▶ [Given problem]:
Gather every line that includes the word "Ajouter", please.

▶ [Material supplied]:
'''
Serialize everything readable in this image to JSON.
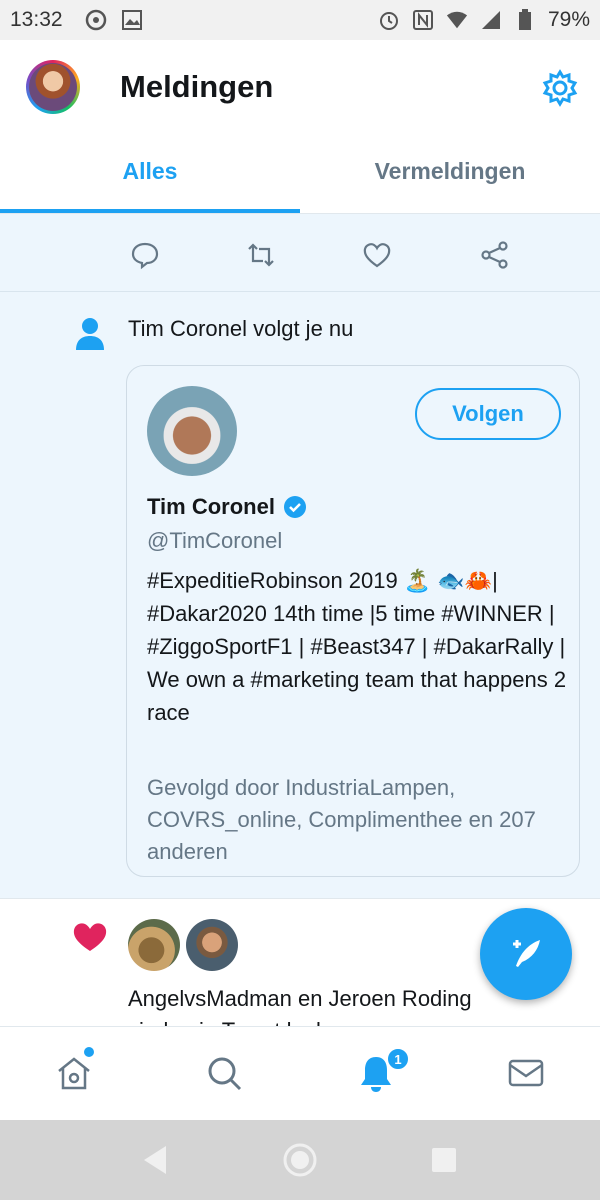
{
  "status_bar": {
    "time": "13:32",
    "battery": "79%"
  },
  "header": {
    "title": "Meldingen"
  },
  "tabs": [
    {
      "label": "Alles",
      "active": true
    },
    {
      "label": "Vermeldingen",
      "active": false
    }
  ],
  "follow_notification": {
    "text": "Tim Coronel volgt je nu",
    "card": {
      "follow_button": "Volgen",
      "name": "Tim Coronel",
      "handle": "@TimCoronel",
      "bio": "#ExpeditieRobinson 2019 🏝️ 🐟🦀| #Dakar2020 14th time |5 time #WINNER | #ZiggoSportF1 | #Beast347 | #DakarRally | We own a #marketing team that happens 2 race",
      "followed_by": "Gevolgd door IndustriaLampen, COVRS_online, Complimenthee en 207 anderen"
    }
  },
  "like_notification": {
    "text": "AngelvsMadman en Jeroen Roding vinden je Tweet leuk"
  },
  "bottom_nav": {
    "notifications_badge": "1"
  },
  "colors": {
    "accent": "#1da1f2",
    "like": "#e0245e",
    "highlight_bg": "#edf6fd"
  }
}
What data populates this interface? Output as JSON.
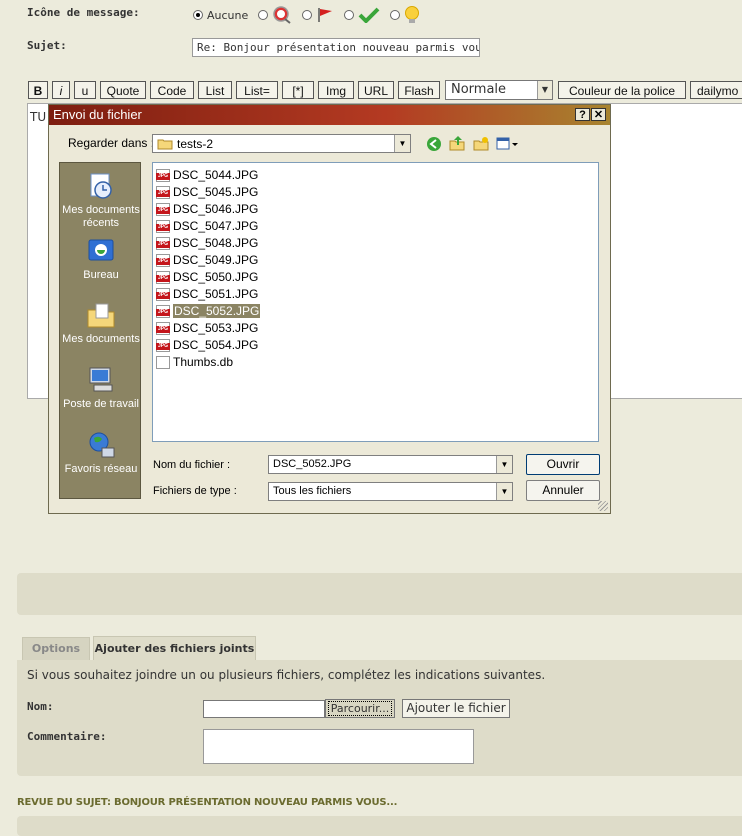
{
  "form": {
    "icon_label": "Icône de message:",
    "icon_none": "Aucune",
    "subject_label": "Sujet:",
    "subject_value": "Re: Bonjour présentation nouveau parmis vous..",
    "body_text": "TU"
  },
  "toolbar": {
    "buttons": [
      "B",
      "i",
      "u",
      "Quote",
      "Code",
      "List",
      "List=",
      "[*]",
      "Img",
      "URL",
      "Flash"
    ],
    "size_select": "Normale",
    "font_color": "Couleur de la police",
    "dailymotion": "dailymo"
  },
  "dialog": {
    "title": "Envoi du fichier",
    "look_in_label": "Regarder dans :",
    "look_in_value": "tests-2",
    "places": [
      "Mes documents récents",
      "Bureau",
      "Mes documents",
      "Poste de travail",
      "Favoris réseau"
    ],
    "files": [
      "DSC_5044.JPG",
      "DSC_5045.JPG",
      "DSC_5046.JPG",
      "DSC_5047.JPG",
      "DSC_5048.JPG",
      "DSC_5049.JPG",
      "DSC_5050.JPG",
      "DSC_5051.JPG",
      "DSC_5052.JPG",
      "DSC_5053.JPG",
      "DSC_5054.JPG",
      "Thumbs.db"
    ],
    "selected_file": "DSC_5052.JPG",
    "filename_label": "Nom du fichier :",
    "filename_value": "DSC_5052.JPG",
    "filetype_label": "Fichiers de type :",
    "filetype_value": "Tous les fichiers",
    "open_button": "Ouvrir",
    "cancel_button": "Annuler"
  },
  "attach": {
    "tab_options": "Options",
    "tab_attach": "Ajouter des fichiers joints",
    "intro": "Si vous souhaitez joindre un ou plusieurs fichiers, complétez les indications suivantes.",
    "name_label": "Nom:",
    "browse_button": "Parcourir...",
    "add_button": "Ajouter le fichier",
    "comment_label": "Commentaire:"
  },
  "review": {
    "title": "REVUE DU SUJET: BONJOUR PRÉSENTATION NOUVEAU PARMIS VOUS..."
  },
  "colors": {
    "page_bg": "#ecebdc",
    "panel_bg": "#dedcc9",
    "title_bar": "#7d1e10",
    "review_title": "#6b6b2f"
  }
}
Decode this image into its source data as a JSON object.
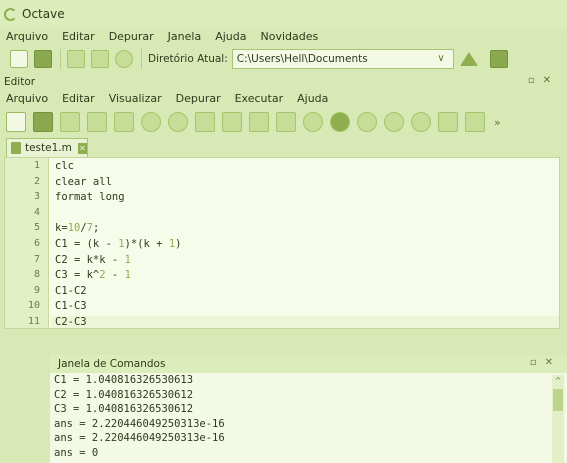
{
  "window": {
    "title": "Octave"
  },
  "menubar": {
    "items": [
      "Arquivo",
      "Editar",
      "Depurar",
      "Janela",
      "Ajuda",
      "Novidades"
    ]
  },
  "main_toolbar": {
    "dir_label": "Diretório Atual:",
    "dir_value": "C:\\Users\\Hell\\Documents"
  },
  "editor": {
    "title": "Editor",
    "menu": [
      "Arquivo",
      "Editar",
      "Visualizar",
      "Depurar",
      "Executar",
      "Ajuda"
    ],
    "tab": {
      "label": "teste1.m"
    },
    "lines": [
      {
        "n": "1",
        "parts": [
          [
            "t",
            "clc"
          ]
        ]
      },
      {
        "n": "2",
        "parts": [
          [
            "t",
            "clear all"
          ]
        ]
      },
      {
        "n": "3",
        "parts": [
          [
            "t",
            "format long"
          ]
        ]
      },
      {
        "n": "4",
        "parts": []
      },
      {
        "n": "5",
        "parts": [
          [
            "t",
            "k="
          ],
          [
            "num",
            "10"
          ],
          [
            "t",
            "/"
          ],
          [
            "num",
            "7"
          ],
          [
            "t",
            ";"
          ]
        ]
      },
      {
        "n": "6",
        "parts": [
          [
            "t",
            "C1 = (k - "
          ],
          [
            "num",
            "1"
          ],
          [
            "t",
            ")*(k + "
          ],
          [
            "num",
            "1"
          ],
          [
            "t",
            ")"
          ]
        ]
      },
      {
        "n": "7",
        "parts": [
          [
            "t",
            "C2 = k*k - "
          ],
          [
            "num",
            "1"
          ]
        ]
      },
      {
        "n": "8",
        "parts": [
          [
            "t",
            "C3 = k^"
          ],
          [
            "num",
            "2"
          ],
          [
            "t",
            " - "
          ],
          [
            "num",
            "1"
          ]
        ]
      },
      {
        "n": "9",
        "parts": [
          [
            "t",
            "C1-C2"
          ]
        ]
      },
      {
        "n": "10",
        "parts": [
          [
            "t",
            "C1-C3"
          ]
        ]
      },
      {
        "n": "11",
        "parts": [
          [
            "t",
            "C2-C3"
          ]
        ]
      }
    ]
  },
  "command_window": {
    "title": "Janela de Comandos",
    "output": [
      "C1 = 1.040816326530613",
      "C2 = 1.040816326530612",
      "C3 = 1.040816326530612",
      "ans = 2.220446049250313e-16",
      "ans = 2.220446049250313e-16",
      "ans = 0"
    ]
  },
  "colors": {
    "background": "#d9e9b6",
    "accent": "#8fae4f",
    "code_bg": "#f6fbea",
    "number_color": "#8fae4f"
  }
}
'''
'''
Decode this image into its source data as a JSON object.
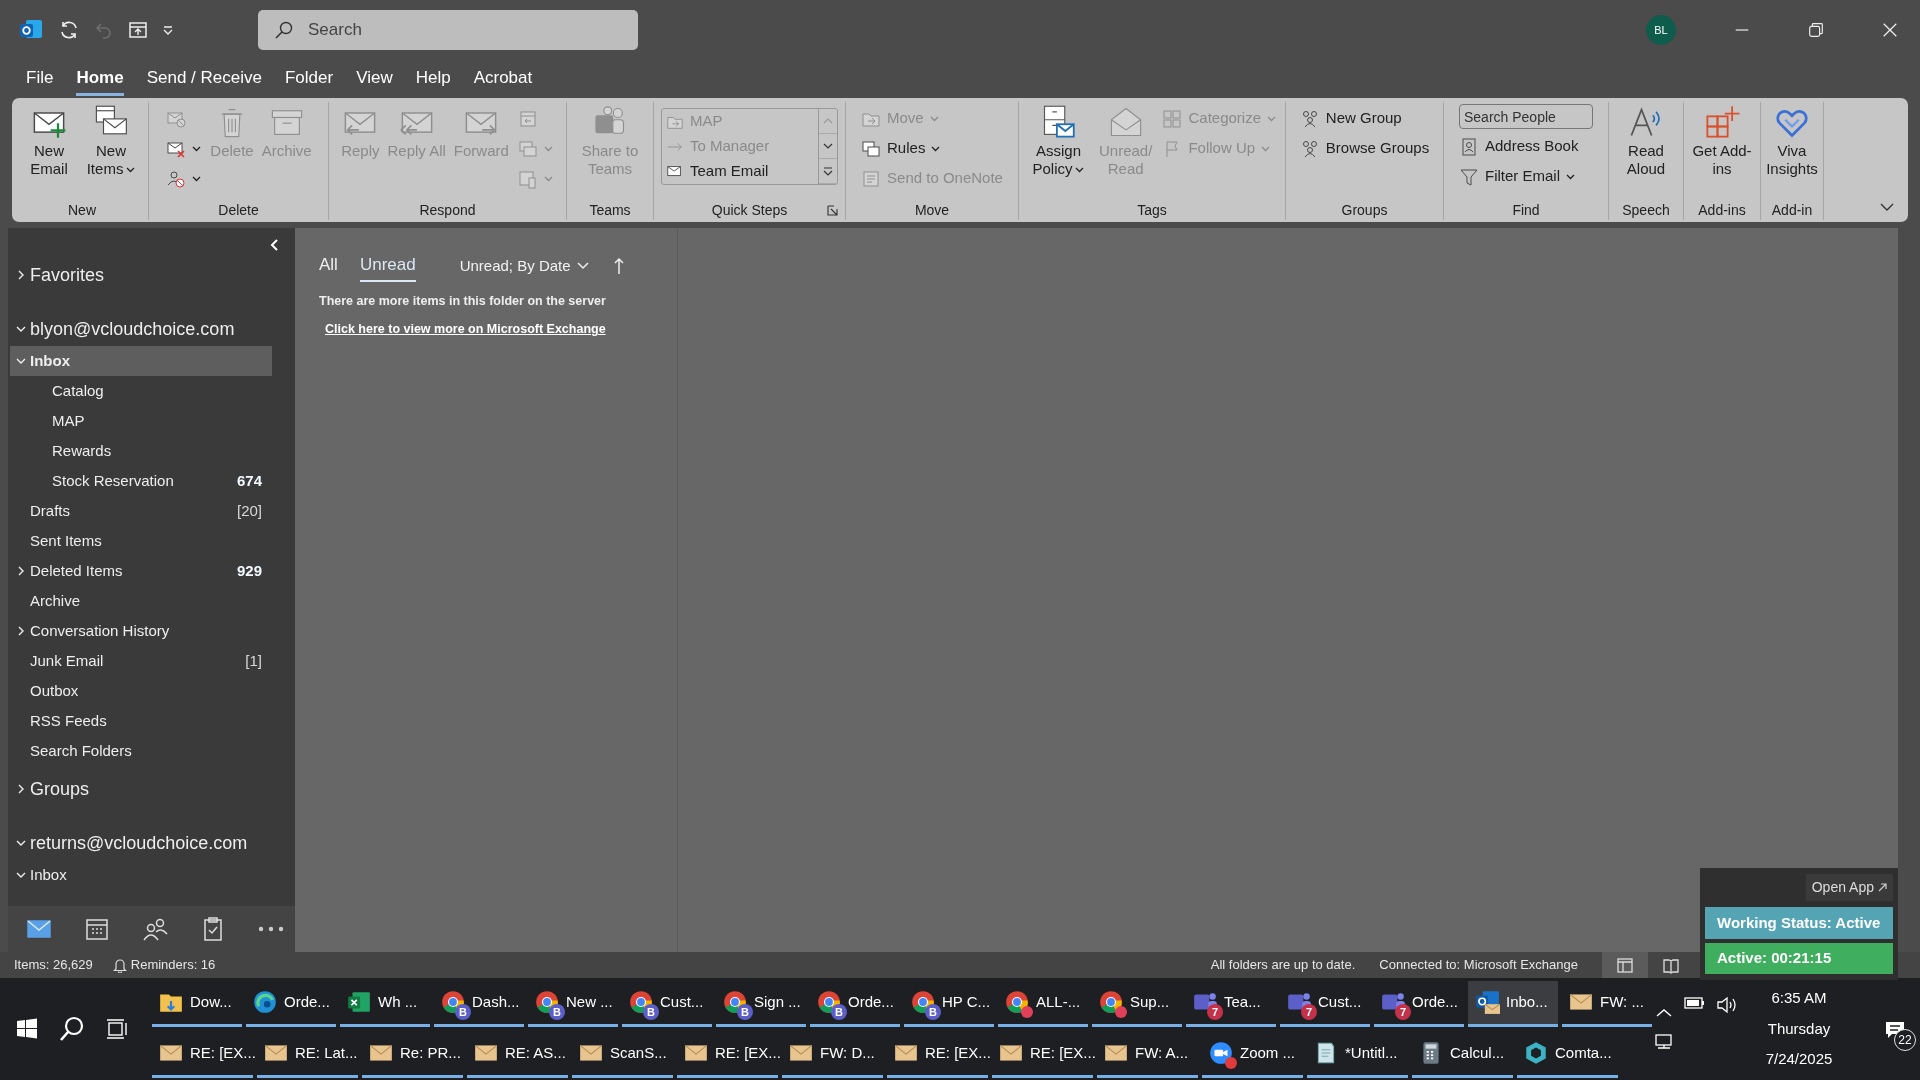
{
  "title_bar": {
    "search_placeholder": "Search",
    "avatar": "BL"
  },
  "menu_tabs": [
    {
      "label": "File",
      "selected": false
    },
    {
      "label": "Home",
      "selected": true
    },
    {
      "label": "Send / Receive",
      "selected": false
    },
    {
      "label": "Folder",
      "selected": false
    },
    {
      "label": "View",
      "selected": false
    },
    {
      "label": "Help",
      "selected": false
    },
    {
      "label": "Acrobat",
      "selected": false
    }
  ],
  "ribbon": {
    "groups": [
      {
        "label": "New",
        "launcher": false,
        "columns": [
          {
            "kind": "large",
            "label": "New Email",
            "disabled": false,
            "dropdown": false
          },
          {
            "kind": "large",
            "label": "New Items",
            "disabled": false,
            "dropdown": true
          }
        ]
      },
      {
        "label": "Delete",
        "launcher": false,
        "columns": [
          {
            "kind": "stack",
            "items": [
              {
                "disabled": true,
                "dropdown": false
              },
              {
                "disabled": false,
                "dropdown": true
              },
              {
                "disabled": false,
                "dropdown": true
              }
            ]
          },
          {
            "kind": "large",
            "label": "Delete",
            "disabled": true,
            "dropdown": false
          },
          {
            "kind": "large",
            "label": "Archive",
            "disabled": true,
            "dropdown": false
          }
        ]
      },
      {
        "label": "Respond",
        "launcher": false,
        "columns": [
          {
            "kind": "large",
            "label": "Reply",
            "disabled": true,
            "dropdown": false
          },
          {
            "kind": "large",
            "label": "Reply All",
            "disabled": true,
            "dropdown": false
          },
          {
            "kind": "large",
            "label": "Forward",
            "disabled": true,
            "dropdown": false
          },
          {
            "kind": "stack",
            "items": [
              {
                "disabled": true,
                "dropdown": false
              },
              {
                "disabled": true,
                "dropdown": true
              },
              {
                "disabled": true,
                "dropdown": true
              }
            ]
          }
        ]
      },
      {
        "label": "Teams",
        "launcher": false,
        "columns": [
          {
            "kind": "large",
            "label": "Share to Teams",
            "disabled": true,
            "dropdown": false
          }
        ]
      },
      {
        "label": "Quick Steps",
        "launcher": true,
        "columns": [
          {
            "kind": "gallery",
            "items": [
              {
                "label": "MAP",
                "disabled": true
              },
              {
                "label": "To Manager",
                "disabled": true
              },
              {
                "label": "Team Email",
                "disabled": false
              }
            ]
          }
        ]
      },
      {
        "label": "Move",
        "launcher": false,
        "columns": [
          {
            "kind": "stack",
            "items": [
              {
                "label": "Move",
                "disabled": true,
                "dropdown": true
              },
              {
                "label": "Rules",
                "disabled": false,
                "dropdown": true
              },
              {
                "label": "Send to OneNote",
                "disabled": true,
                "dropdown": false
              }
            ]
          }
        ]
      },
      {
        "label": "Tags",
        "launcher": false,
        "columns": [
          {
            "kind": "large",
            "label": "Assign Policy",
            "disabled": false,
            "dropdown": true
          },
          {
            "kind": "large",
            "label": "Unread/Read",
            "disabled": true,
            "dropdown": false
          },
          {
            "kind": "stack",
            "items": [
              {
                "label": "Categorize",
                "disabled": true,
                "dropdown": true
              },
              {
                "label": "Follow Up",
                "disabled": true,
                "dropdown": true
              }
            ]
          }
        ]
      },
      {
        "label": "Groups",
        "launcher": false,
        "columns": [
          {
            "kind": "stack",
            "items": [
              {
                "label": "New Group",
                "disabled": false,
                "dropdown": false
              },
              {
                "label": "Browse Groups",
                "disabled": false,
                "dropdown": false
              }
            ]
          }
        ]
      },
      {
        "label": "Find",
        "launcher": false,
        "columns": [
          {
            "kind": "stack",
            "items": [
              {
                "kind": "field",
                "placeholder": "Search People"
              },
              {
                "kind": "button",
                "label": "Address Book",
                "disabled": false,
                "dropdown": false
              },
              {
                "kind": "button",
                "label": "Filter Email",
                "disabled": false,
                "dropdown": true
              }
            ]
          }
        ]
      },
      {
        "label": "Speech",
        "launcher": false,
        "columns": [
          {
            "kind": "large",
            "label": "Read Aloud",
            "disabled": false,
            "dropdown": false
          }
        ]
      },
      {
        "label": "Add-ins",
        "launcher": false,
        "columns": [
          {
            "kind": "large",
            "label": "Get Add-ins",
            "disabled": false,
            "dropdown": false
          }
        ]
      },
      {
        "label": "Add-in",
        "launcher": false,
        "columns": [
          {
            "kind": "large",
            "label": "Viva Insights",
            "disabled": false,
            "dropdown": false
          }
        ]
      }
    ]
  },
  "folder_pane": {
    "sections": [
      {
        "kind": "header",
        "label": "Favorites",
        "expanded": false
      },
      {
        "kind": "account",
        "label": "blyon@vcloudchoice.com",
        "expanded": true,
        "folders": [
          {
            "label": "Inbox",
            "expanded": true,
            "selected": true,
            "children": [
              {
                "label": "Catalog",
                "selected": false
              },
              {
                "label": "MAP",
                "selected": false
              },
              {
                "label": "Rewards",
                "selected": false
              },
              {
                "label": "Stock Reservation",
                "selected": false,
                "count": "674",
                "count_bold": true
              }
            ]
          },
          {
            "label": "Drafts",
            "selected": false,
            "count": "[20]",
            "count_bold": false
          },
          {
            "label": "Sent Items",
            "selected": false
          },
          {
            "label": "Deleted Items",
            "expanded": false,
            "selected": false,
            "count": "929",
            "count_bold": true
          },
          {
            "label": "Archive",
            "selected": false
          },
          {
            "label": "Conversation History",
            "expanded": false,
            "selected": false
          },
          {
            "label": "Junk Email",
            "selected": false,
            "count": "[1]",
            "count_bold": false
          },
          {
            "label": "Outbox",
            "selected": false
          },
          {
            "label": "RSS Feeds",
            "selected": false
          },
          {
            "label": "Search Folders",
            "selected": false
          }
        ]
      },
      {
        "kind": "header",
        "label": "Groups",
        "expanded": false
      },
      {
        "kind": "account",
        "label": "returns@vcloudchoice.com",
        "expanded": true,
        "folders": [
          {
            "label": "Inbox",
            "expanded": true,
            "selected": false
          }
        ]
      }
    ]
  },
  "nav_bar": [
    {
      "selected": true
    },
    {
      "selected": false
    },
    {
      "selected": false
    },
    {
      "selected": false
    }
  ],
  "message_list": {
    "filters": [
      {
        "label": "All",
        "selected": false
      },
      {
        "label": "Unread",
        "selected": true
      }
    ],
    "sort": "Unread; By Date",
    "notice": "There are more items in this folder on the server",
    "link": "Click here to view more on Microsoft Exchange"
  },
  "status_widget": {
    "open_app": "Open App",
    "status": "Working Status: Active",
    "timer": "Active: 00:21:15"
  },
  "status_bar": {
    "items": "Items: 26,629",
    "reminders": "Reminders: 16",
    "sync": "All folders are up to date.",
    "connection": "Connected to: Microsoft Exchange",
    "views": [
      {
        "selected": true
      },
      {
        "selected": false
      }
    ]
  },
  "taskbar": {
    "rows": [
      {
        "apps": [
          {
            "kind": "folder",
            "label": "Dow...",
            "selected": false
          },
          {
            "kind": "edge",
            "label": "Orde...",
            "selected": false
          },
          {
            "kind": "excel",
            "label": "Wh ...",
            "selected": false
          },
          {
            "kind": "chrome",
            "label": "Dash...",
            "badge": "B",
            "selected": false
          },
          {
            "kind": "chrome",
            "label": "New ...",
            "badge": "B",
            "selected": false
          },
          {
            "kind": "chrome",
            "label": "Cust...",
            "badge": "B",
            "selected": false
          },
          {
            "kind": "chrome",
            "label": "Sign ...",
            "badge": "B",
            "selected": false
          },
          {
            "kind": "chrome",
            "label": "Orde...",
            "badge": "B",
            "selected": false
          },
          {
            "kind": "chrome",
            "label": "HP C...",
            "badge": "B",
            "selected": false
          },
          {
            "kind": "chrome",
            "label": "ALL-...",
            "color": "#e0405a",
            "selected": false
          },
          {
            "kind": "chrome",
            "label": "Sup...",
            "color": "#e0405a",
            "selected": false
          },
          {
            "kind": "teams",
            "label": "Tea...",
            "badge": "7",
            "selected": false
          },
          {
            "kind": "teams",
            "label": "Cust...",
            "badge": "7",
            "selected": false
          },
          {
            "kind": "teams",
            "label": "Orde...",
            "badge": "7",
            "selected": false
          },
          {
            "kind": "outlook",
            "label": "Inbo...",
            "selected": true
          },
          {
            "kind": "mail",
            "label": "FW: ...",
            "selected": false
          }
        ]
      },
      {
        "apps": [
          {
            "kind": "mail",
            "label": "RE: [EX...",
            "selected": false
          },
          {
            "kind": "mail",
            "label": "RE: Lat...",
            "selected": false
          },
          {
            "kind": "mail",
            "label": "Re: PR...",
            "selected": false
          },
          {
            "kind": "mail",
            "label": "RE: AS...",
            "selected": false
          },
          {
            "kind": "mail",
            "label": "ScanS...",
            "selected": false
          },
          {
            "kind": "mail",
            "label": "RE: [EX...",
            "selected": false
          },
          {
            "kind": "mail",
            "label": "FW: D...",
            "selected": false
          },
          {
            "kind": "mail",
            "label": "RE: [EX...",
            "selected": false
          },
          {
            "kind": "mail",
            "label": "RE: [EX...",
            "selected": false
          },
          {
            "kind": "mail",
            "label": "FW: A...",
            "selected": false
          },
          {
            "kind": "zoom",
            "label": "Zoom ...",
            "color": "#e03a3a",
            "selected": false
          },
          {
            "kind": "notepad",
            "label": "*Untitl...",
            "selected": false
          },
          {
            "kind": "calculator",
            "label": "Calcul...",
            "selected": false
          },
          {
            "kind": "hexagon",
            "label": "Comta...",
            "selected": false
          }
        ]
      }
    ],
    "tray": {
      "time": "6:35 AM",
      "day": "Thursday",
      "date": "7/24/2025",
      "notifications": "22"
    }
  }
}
'''
▶ [Written response]:
    "tab_attach": "Ajouter des fichiers joints",
    "add_button": "Ajouter le fichier",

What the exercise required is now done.